TEXT PASSAGE
--- Start ---

Package 'desla'

Title: Desparsified Lasso Inference for Time Series
Description: Calculates the desparsified lasso as originally introduced in van de Geer et al. (2014) <doi:10.1214/14-AOS1221>, and provides inference suitable for high-dimensional time series, based on the long run covariance estimator in Adamek et al. (2020) <arXiv:2007.10952>. Also estimates high-dimensional local projections by the desparsified lasso, as described in Adamek et al. (2022) <arXiv:2209.03218>.
Authors: Robert Adamek [cre, aut], Stephan Smeekes [aut], Ines Wilms [aut]
Maintainer: Robert Adamek <[email protected]>
License: GPL (>=2)
Version: 0.3.0
Built: 2024-10-25 05:32:43 UTC
Source: https://github.com/robertadamek/desla

Help Index


Create State Dummies

Description

Creates state dummies for use in HDLP.

Usage

create_state_dummies(x)

Arguments

x

Contains the variables that define the states. Each column should either represent a categorical variable indicating the state of each observation, or each column should be a binary indicator for one particular state.

--- End ---

DATA ENTRIES
--- Start ---

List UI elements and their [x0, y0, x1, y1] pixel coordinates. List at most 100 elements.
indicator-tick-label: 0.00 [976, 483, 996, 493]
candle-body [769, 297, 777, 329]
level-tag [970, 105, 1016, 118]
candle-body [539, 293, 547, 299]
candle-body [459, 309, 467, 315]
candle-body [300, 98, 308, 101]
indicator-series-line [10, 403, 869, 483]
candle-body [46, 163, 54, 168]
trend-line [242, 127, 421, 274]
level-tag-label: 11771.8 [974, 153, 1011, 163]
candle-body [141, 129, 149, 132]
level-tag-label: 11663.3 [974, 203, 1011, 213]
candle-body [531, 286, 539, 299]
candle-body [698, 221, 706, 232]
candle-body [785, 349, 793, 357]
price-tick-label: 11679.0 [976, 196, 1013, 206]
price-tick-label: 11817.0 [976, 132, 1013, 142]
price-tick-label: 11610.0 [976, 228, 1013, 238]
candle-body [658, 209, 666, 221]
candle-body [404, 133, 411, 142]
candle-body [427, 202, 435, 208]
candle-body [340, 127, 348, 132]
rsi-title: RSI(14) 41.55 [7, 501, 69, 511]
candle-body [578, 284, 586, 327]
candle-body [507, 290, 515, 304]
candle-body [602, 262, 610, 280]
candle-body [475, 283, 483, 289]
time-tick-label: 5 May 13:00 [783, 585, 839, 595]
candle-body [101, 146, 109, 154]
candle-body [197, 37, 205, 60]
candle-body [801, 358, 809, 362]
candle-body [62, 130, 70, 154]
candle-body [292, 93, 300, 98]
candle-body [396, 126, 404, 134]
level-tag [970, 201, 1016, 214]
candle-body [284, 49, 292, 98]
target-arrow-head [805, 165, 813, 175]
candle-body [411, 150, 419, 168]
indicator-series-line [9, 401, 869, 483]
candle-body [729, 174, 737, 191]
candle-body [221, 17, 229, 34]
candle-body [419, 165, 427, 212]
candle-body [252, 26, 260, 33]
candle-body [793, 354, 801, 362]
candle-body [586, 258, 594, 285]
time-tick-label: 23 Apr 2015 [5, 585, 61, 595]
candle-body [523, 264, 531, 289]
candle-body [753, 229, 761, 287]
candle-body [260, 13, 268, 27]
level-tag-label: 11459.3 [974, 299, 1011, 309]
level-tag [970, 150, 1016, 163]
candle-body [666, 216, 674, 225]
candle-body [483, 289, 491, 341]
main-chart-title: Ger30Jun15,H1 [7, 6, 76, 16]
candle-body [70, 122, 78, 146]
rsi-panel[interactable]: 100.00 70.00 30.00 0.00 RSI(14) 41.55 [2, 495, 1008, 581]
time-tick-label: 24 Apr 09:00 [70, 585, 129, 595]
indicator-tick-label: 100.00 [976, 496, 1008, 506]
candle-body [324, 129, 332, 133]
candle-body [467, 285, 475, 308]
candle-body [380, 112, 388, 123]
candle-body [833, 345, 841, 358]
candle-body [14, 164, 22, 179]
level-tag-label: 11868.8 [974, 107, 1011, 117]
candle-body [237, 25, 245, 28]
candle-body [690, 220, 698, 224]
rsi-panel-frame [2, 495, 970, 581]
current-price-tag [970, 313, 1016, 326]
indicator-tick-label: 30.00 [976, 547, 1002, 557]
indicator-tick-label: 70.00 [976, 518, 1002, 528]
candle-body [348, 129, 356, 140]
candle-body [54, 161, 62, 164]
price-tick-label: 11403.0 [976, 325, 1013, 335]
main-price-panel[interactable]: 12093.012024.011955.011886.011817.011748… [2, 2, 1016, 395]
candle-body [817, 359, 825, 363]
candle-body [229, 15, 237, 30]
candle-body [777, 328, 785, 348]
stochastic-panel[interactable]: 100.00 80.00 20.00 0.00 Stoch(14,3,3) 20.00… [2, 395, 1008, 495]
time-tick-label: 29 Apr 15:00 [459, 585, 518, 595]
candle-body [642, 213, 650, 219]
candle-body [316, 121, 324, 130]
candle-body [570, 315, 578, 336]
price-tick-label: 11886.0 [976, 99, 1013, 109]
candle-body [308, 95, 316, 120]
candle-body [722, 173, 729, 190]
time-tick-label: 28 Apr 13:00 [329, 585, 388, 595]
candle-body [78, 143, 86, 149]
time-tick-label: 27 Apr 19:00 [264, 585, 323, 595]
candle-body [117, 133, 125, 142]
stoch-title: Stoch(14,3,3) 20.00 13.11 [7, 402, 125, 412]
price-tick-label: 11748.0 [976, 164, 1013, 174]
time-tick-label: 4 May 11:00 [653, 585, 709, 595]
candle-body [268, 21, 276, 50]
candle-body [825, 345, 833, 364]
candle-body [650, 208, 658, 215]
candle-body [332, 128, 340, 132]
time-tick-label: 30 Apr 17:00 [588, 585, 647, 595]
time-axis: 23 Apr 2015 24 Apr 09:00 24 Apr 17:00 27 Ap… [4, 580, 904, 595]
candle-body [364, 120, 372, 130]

--- End ---
--- Start ---

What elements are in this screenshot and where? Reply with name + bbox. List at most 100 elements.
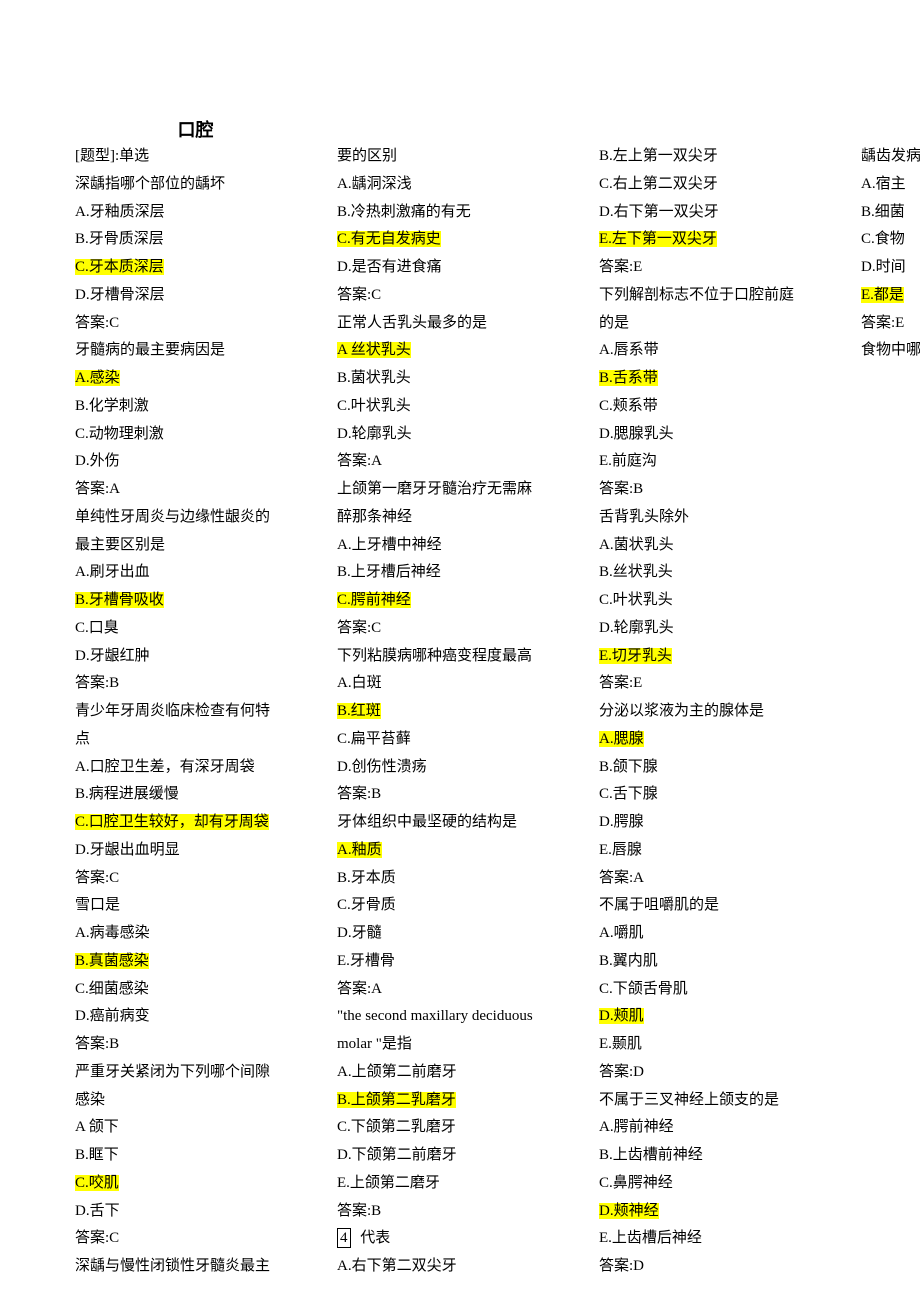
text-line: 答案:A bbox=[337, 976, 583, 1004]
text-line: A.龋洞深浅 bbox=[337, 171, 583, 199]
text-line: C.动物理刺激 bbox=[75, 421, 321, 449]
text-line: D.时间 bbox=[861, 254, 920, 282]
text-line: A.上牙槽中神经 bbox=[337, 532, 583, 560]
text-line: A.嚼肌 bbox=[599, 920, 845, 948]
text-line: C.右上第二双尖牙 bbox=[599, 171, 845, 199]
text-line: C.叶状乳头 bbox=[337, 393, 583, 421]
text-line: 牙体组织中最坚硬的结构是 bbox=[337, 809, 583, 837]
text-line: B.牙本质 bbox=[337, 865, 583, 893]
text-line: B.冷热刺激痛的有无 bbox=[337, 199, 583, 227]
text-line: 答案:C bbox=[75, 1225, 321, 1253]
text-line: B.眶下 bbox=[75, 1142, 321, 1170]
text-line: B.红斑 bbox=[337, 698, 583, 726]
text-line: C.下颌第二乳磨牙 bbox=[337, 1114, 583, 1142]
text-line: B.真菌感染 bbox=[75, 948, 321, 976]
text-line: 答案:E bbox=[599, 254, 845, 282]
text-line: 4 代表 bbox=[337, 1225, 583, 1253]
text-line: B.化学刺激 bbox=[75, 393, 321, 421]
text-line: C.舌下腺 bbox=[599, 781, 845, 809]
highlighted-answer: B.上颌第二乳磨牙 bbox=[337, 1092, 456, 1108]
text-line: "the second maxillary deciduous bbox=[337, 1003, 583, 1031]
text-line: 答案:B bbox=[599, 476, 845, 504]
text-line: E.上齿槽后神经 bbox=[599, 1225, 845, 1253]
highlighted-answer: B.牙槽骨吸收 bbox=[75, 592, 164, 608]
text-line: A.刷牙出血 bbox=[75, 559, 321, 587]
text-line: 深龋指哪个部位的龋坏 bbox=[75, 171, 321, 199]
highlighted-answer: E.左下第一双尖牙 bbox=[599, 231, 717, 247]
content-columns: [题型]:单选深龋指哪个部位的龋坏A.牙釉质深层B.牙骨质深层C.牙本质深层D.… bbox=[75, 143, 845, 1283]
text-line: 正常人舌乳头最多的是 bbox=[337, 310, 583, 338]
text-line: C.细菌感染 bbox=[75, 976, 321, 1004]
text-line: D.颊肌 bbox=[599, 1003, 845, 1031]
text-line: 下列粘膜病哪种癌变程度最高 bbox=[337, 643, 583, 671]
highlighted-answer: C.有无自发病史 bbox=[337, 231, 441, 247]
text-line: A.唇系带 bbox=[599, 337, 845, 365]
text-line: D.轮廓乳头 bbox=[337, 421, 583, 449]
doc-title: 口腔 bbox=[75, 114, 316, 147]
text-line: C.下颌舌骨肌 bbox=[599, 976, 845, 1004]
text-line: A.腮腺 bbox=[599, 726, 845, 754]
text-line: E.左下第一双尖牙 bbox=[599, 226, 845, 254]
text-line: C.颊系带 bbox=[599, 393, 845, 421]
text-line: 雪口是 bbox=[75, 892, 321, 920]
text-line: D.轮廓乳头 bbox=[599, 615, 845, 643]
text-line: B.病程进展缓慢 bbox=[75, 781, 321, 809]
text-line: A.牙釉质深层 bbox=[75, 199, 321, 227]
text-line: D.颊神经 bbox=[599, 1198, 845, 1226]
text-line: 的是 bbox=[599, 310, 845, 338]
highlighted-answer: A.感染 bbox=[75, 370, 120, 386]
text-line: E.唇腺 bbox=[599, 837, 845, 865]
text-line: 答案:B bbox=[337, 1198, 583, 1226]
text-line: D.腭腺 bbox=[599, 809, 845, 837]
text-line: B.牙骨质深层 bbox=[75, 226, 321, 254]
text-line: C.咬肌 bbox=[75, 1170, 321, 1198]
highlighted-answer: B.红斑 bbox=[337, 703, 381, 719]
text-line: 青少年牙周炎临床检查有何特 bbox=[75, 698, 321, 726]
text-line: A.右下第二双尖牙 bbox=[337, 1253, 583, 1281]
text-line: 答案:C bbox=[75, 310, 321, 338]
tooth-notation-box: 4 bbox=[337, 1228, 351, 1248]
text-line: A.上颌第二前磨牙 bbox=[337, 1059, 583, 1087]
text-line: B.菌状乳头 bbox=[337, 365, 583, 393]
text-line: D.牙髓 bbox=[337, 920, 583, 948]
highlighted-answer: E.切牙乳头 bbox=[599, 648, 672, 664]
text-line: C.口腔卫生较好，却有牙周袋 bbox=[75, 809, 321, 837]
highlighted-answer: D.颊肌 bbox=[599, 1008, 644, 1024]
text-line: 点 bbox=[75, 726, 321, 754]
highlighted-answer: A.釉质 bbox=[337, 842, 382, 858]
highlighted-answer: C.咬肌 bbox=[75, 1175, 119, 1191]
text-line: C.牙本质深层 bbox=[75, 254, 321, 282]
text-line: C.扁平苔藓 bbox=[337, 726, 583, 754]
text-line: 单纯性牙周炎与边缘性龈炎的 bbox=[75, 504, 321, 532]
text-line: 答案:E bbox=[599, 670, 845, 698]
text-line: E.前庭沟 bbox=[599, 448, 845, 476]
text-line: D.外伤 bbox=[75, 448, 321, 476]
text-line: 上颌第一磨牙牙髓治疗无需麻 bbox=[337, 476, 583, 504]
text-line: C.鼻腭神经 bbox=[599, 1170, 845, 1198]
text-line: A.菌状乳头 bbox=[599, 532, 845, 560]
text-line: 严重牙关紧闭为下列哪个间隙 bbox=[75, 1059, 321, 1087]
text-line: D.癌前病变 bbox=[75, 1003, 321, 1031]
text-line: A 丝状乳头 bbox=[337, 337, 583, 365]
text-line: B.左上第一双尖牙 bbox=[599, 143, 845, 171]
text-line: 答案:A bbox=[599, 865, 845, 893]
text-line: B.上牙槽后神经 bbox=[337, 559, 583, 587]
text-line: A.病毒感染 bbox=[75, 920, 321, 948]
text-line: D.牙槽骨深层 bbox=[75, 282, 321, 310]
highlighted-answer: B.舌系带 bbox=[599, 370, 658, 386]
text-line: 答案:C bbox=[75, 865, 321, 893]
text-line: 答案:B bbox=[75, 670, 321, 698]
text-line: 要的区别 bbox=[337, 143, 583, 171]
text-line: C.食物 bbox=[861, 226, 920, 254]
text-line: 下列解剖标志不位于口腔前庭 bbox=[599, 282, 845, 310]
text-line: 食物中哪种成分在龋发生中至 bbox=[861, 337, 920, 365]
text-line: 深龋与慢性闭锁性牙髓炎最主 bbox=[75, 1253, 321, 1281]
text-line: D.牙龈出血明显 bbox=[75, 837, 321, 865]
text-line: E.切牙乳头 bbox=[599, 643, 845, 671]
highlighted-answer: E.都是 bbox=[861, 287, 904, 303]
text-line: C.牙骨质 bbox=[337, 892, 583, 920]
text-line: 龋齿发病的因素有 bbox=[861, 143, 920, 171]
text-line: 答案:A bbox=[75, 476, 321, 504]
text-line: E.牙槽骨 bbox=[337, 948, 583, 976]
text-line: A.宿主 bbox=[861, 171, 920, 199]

--- End ---

TASK TO CARRY OUT
Extend the desla package documentation past its last sentence. The records play no part in what follows.

WRITTEN ANSWER
Details

The function first checks if x is already in the correct output format by evaluating if each row sums up to one. If this is not the case, each column is treated as a categorical variable for which its unique entries define the states it can take. If x contains more than one column, interactions between the variables are created. Example, inputting two variables that can take two states each, results in a total of four possible states, and hence the output matrix contains four columns.

Value

A matrix where each column is a binary indicator for one state.


Desparsified lasso

Description

Calculates the desparsified lasso as originally introduced in van de Geer et al. (2014), and provides inference suitable for high-dimensional time series, based on the long run covariance estimator in Adamek et al. (2021).

Usage

desla(
  X,
  y,
  H,
  alphas = 0.05,
  penalize_H = TRUE,
  R = NULL,
  q = NULL,
  demean = TRUE,
  scale = TRUE,
  progress_bar = TRUE,
  parallel = TRUE,
  threads = NULL,
  PI_constant = NULL,
  LRV_bandwidth = NULL
)

Arguments

X

T_ x N regressor matrix

y

T_ x 1 dependent variable vector

H

indexes of relevant regressors

alphas

(optional) vector of significance levels (0.05 by default)

penalize_H

(optional) boolean, true if you want the variables in H to be penalized (TRUE by default)

R

(optional) matrix with number of columns the dimension of H, used to test the null hypothesis R*beta=q (identity matrix as default)

q

(optional) vector of size same as the rows of H, used to test the null hypothesis R*beta=q (zeroes by default)

demean

(optional) boolean, true if X and y should be demeaned before the desparsified lasso is calculated. This is recommended, due to the assumptions for the method (true by default)

scale

(optional) boolean, true if X and y should be scaled by the column-wise standard deviations. Recommended for lasso based methods in general, since the penalty is scale-sensitive (true by default)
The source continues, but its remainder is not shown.